LISTING:

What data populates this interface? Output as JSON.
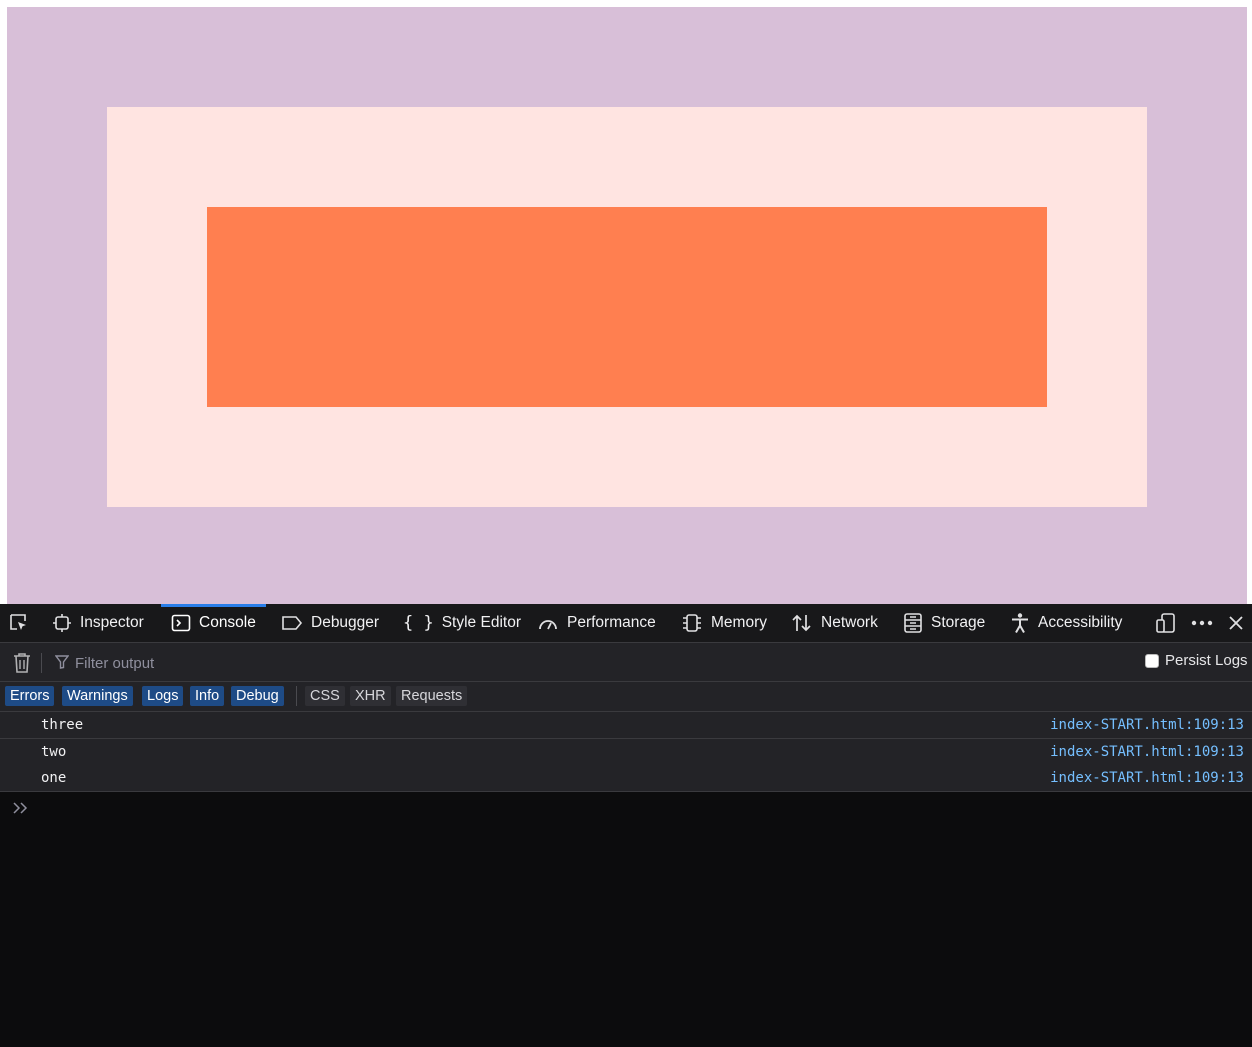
{
  "page": {
    "colors": {
      "outer": "#d8bfd8",
      "middle": "#ffe4e1",
      "inner": "#ff7f50"
    }
  },
  "devtools": {
    "tabs": [
      {
        "label": "Inspector",
        "icon": "inspector-icon"
      },
      {
        "label": "Console",
        "icon": "console-icon",
        "selected": true
      },
      {
        "label": "Debugger",
        "icon": "debugger-icon"
      },
      {
        "label": "Style Editor",
        "icon": "style-editor-icon"
      },
      {
        "label": "Performance",
        "icon": "performance-icon"
      },
      {
        "label": "Memory",
        "icon": "memory-icon"
      },
      {
        "label": "Network",
        "icon": "network-icon"
      },
      {
        "label": "Storage",
        "icon": "storage-icon"
      },
      {
        "label": "Accessibility",
        "icon": "accessibility-icon"
      }
    ],
    "filter": {
      "placeholder": "Filter output",
      "value": ""
    },
    "persist_logs": {
      "label": "Persist Logs",
      "checked": false
    },
    "levels": [
      "Errors",
      "Warnings",
      "Logs",
      "Info",
      "Debug"
    ],
    "types": [
      "CSS",
      "XHR",
      "Requests"
    ],
    "messages": [
      {
        "text": "three",
        "location": "index-START.html:109:13"
      },
      {
        "text": "two",
        "location": "index-START.html:109:13"
      },
      {
        "text": "one",
        "location": "index-START.html:109:13"
      }
    ],
    "accent_color": "#2a7ee8",
    "link_color": "#75bfff"
  }
}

OBJECTIVE:
Locate each line with the word "label" and copy it.

TASK RESULT:
        "label": "Inspector",
        "label": "Console",
        "label": "Debugger",
        "label": "Style Editor",
        "label": "Performance",
        "label": "Memory",
        "label": "Network",
        "label": "Storage",
        "label": "Accessibility",
      "label": "Persist Logs",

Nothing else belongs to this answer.